= What you have to do =
Identify all lines in the listing that include the word "name", and copy them out.

= Listed records =
· · · · · · ·

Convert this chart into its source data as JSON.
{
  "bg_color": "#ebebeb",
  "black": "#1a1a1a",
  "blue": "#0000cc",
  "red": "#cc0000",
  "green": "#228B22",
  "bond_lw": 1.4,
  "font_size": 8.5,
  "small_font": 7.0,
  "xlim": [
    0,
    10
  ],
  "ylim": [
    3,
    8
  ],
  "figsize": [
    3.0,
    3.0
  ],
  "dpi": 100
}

· · · · · · ·

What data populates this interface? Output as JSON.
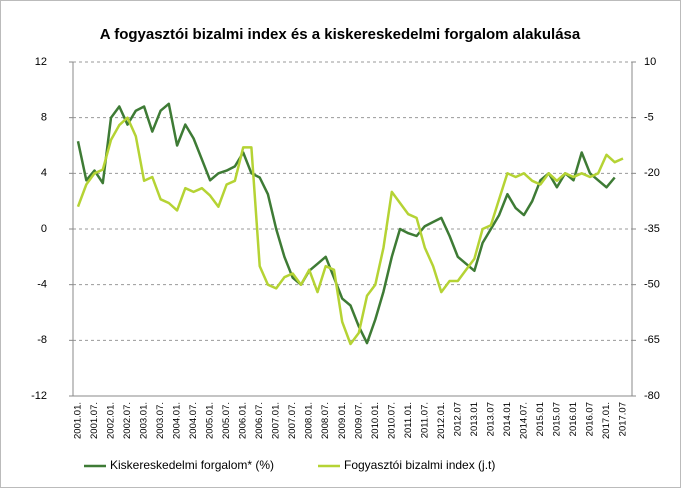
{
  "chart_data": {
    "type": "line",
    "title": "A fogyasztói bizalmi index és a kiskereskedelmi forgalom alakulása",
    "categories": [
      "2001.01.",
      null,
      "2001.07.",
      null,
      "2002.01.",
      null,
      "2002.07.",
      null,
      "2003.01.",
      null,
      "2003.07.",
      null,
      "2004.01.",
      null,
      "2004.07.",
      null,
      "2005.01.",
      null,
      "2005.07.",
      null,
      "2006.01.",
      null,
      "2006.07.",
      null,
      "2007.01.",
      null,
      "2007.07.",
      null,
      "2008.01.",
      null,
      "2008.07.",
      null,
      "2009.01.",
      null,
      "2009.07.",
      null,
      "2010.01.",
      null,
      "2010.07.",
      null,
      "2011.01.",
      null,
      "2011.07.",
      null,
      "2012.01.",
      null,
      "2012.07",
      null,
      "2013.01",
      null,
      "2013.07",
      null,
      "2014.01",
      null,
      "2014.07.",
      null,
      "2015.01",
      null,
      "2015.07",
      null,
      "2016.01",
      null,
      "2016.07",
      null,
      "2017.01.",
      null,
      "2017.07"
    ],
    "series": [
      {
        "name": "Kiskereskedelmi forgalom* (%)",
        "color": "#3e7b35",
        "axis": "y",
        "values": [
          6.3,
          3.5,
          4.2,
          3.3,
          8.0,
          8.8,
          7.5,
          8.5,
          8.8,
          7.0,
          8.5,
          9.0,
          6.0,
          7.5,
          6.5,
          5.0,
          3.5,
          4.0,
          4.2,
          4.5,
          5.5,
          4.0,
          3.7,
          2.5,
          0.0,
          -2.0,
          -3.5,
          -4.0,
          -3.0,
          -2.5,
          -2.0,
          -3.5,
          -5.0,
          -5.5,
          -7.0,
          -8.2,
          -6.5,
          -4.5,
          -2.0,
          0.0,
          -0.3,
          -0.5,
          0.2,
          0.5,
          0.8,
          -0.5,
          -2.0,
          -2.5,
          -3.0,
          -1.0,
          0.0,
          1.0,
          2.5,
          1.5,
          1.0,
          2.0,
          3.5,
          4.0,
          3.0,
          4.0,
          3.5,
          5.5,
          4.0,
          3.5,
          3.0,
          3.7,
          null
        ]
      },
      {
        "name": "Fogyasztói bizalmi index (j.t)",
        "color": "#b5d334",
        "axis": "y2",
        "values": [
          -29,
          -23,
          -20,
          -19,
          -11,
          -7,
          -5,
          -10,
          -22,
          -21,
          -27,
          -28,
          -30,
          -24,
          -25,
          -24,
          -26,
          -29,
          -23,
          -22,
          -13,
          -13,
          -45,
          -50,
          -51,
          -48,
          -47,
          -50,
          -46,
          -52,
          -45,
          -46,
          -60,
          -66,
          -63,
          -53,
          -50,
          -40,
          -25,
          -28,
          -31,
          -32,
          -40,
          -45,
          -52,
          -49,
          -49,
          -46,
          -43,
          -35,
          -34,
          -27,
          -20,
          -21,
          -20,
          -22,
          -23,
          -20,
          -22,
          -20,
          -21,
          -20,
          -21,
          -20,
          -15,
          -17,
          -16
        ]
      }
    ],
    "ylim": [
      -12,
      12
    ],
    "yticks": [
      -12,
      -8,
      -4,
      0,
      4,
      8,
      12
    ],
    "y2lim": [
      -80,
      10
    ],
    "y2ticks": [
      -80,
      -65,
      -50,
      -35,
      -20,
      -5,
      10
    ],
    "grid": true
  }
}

· · · · · · ·

= Solution to the exercise =
        "name": "Kiskereskedelmi forgalom* (%)",
        "name": "Fogyasztói bizalmi index (j.t)",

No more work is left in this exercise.